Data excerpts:
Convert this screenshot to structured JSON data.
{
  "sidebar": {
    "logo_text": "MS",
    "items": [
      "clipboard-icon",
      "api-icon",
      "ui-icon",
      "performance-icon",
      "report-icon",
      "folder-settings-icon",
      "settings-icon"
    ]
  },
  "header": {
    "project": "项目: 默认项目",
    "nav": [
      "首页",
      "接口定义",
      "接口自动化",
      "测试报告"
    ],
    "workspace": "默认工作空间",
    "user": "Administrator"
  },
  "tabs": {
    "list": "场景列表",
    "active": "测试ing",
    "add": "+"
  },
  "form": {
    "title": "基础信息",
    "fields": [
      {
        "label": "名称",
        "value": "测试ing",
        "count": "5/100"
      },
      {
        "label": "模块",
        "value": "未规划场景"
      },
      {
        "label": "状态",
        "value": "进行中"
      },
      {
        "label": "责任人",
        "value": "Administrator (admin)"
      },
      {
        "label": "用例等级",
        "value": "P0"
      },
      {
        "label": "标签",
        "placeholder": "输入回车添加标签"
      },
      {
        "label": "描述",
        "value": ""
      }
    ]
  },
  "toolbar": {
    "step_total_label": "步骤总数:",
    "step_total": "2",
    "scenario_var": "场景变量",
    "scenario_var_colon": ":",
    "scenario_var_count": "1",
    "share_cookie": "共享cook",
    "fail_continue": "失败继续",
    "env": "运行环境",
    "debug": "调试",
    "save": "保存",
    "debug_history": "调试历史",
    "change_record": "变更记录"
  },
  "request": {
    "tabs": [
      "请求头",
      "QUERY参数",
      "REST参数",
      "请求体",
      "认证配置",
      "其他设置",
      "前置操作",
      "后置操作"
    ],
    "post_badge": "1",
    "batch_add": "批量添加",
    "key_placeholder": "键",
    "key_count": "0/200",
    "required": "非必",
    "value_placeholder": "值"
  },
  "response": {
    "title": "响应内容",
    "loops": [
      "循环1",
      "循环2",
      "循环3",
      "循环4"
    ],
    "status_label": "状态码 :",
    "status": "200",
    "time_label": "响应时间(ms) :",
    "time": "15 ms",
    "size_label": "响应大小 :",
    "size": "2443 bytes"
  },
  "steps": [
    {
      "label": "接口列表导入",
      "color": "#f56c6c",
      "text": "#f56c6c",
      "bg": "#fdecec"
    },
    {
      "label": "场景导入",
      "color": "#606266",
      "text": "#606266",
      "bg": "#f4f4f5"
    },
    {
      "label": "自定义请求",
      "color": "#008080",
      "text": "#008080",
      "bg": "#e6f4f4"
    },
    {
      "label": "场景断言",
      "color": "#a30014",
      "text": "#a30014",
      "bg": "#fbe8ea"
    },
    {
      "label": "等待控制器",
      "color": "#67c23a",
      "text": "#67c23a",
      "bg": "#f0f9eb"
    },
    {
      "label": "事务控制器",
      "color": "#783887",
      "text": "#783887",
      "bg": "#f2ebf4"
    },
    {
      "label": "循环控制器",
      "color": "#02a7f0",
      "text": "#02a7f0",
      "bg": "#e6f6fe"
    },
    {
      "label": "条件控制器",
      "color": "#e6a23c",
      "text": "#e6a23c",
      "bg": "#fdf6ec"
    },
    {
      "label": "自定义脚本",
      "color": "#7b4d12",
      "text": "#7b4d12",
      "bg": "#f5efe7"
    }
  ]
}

### TASK STATEMENT
Nothing should be left out: repeat all of the data exactly.

### WRITTEN ANSWER
Convert this screenshot to structured JSON data.
{
  "sidebar": {
    "logo_text": "MS",
    "items": [
      "clipboard-icon",
      "api-icon",
      "ui-icon",
      "performance-icon",
      "report-icon",
      "folder-settings-icon",
      "settings-icon"
    ]
  },
  "header": {
    "project": "项目: 默认项目",
    "nav": [
      "首页",
      "接口定义",
      "接口自动化",
      "测试报告"
    ],
    "workspace": "默认工作空间",
    "user": "Administrator"
  },
  "tabs": {
    "list": "场景列表",
    "active": "测试ing",
    "add": "+"
  },
  "form": {
    "title": "基础信息",
    "fields": [
      {
        "label": "名称",
        "value": "测试ing",
        "count": "5/100"
      },
      {
        "label": "模块",
        "value": "未规划场景"
      },
      {
        "label": "状态",
        "value": "进行中"
      },
      {
        "label": "责任人",
        "value": "Administrator (admin)"
      },
      {
        "label": "用例等级",
        "value": "P0"
      },
      {
        "label": "标签",
        "placeholder": "输入回车添加标签"
      },
      {
        "label": "描述",
        "value": ""
      }
    ]
  },
  "toolbar": {
    "step_total_label": "步骤总数:",
    "step_total": "2",
    "scenario_var": "场景变量",
    "scenario_var_colon": ":",
    "scenario_var_count": "1",
    "share_cookie": "共享cook",
    "fail_continue": "失败继续",
    "env": "运行环境",
    "debug": "调试",
    "save": "保存",
    "debug_history": "调试历史",
    "change_record": "变更记录"
  },
  "request": {
    "tabs": [
      "请求头",
      "QUERY参数",
      "REST参数",
      "请求体",
      "认证配置",
      "其他设置",
      "前置操作",
      "后置操作"
    ],
    "post_badge": "1",
    "batch_add": "批量添加",
    "key_placeholder": "键",
    "key_count": "0/200",
    "required": "非必",
    "value_placeholder": "值"
  },
  "response": {
    "title": "响应内容",
    "loops": [
      "循环1",
      "循环2",
      "循环3",
      "循环4"
    ],
    "status_label": "状态码 :",
    "status": "200",
    "time_label": "响应时间(ms) :",
    "time": "15 ms",
    "size_label": "响应大小 :",
    "size": "2443 bytes"
  },
  "steps": [
    {
      "label": "接口列表导入",
      "color": "#f56c6c",
      "text": "#f56c6c",
      "bg": "#fdecec"
    },
    {
      "label": "场景导入",
      "color": "#606266",
      "text": "#606266",
      "bg": "#f4f4f5"
    },
    {
      "label": "自定义请求",
      "color": "#008080",
      "text": "#008080",
      "bg": "#e6f4f4"
    },
    {
      "label": "场景断言",
      "color": "#a30014",
      "text": "#a30014",
      "bg": "#fbe8ea"
    },
    {
      "label": "等待控制器",
      "color": "#67c23a",
      "text": "#67c23a",
      "bg": "#f0f9eb"
    },
    {
      "label": "事务控制器",
      "color": "#783887",
      "text": "#783887",
      "bg": "#f2ebf4"
    },
    {
      "label": "循环控制器",
      "color": "#02a7f0",
      "text": "#02a7f0",
      "bg": "#e6f6fe"
    },
    {
      "label": "条件控制器",
      "color": "#e6a23c",
      "text": "#e6a23c",
      "bg": "#fdf6ec"
    },
    {
      "label": "自定义脚本",
      "color": "#7b4d12",
      "text": "#7b4d12",
      "bg": "#f5efe7"
    }
  ]
}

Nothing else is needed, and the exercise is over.